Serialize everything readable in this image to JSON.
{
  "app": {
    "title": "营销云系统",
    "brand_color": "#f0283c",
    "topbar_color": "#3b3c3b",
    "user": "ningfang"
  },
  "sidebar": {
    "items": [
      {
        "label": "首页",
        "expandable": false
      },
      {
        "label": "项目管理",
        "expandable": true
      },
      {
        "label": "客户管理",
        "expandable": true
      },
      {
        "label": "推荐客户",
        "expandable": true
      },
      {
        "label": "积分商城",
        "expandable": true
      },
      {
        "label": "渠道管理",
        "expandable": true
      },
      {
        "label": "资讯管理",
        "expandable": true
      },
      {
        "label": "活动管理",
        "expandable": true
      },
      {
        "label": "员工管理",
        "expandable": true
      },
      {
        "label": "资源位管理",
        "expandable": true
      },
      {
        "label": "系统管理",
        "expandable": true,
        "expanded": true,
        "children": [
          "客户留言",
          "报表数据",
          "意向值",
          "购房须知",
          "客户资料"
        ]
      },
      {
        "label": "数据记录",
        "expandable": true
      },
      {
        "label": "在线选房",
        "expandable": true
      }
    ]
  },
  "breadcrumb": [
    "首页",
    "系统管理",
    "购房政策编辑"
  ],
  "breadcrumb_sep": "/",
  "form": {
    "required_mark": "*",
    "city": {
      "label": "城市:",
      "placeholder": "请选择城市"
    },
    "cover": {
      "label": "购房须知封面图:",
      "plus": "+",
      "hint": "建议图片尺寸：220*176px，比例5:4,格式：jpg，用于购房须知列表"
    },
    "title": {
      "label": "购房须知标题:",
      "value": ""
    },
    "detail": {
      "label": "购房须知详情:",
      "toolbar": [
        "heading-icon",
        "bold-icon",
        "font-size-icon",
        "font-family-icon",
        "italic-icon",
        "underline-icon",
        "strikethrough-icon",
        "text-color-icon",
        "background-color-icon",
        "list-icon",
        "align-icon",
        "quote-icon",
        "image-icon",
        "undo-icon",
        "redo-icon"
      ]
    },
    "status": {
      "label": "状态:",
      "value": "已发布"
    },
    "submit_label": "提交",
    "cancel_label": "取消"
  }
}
***
→ Do this:
Which lines contain "image"? Copy each of them.

→ Response for this exercise:
Serialize everything readable in this image to JSON.
        "image-icon",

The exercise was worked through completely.